╔══
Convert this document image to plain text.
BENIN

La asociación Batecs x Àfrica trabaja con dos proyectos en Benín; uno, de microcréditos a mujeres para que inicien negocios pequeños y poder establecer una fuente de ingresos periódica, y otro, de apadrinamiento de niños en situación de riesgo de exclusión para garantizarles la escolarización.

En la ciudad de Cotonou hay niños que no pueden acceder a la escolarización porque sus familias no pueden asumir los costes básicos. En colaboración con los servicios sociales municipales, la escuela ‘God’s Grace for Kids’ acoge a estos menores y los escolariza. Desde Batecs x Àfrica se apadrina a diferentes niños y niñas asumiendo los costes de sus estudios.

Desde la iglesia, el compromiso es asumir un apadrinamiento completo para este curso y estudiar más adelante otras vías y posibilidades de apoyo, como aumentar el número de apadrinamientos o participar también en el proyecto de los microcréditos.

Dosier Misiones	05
╚══
### Description of the task:
Show the data once more, exactly as it was written.

### Task solution:
Convert this document image to plain text.
BENIN

La asociación Batecs x Àfrica trabaja con dos proyectos en Benín; uno, de microcréditos a mujeres para que inicien negocios pequeños y poder establecer una fuente de ingresos periódica, y otro, de apadrinamiento de niños en situación de riesgo de exclusión para garantizarles la escolarización.

En la ciudad de Cotonou hay niños que no pueden acceder a la escolarización porque sus familias no pueden asumir los costes básicos. En colaboración con los servicios sociales municipales, la escuela ‘God’s Grace for Kids’ acoge a estos menores y los escolariza. Desde Batecs x Àfrica se apadrina a diferentes niños y niñas asumiendo los costes de sus estudios.

Desde la iglesia, el compromiso es asumir un apadrinamiento completo para este curso y estudiar más adelante otras vías y posibilidades de apoyo, como aumentar el número de apadrinamientos o participar también en el proyecto de los microcréditos.

Dosier Misiones	05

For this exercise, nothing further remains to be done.